(Problem description): Are you able to retype all the records below exactly?

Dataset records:

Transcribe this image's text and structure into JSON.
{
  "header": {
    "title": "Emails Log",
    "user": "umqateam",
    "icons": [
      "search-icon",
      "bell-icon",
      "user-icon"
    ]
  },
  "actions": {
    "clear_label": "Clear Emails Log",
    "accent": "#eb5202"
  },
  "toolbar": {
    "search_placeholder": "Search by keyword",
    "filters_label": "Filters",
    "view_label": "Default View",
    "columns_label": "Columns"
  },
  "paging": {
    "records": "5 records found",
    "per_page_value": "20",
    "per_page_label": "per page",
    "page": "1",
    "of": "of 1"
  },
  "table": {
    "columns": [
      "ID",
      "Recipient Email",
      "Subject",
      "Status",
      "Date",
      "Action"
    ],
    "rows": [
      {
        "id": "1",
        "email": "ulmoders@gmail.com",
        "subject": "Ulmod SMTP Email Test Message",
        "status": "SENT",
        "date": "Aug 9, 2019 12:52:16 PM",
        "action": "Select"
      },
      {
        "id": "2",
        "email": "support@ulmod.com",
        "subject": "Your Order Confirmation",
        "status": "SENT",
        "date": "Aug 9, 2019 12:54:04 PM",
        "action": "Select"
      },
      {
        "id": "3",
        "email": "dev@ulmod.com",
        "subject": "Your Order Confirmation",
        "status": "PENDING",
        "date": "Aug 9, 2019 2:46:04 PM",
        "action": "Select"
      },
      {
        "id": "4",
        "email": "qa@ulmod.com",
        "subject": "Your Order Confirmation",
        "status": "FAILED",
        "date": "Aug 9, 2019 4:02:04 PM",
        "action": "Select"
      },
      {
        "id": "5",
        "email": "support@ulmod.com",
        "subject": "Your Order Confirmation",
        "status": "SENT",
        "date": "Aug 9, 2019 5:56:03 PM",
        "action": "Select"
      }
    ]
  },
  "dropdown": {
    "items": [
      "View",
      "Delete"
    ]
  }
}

(Finished answer):
Transcribe this image's text and structure into JSON.
{
  "header": {
    "title": "Emails Log",
    "user": "umqateam",
    "icons": [
      "search-icon",
      "bell-icon",
      "user-icon"
    ]
  },
  "actions": {
    "clear_label": "Clear Emails Log",
    "accent": "#eb5202"
  },
  "toolbar": {
    "search_placeholder": "Search by keyword",
    "filters_label": "Filters",
    "view_label": "Default View",
    "columns_label": "Columns"
  },
  "paging": {
    "records": "5 records found",
    "per_page_value": "20",
    "per_page_label": "per page",
    "page": "1",
    "of": "of 1"
  },
  "table": {
    "columns": [
      "ID",
      "Recipient Email",
      "Subject",
      "Status",
      "Date",
      "Action"
    ],
    "rows": [
      {
        "id": "1",
        "email": "ulmoders@gmail.com",
        "subject": "Ulmod SMTP Email Test Message",
        "status": "SENT",
        "date": "Aug 9, 2019 12:52:16 PM",
        "action": "Select"
      },
      {
        "id": "2",
        "email": "support@ulmod.com",
        "subject": "Your Order Confirmation",
        "status": "SENT",
        "date": "Aug 9, 2019 12:54:04 PM",
        "action": "Select"
      },
      {
        "id": "3",
        "email": "dev@ulmod.com",
        "subject": "Your Order Confirmation",
        "status": "PENDING",
        "date": "Aug 9, 2019 2:46:04 PM",
        "action": "Select"
      },
      {
        "id": "4",
        "email": "qa@ulmod.com",
        "subject": "Your Order Confirmation",
        "status": "FAILED",
        "date": "Aug 9, 2019 4:02:04 PM",
        "action": "Select"
      },
      {
        "id": "5",
        "email": "support@ulmod.com",
        "subject": "Your Order Confirmation",
        "status": "SENT",
        "date": "Aug 9, 2019 5:56:03 PM",
        "action": "Select"
      }
    ]
  },
  "dropdown": {
    "items": [
      "View",
      "Delete"
    ]
  }
}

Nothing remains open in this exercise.